* **Goal of the exercise**
All of the entries need to be written out again, exactly as they are.

====

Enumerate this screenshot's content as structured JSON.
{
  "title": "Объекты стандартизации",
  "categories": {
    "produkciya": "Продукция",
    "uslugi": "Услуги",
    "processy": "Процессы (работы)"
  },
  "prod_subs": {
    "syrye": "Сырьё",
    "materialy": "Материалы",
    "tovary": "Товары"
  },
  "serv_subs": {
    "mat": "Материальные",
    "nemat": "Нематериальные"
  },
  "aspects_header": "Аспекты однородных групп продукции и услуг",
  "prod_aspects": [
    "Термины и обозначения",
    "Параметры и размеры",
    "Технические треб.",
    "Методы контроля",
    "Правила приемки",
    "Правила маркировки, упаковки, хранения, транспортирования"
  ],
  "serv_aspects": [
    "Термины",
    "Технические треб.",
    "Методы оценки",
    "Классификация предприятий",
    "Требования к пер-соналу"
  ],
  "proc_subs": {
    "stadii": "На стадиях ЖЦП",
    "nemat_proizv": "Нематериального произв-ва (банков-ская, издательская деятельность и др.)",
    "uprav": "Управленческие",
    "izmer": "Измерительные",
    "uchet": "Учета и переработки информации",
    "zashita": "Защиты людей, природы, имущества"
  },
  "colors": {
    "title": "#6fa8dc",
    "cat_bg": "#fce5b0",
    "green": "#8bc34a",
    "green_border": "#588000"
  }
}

====

* **Problem solution**
Enumerate this screenshot's content as structured JSON.
{
  "title": "Объекты стандартизации",
  "categories": {
    "produkciya": "Продукция",
    "uslugi": "Услуги",
    "processy": "Процессы (работы)"
  },
  "prod_subs": {
    "syrye": "Сырьё",
    "materialy": "Материалы",
    "tovary": "Товары"
  },
  "serv_subs": {
    "mat": "Материальные",
    "nemat": "Нематериальные"
  },
  "aspects_header": "Аспекты однородных групп продукции и услуг",
  "prod_aspects": [
    "Термины и обозначения",
    "Параметры и размеры",
    "Технические треб.",
    "Методы контроля",
    "Правила приемки",
    "Правила маркировки, упаковки, хранения, транспортирования"
  ],
  "serv_aspects": [
    "Термины",
    "Технические треб.",
    "Методы оценки",
    "Классификация предприятий",
    "Требования к пер-соналу"
  ],
  "proc_subs": {
    "stadii": "На стадиях ЖЦП",
    "nemat_proizv": "Нематериального произв-ва (банков-ская, издательская деятельность и др.)",
    "uprav": "Управленческие",
    "izmer": "Измерительные",
    "uchet": "Учета и переработки информации",
    "zashita": "Защиты людей, природы, имущества"
  },
  "colors": {
    "title": "#6fa8dc",
    "cat_bg": "#fce5b0",
    "green": "#8bc34a",
    "green_border": "#588000"
  }
}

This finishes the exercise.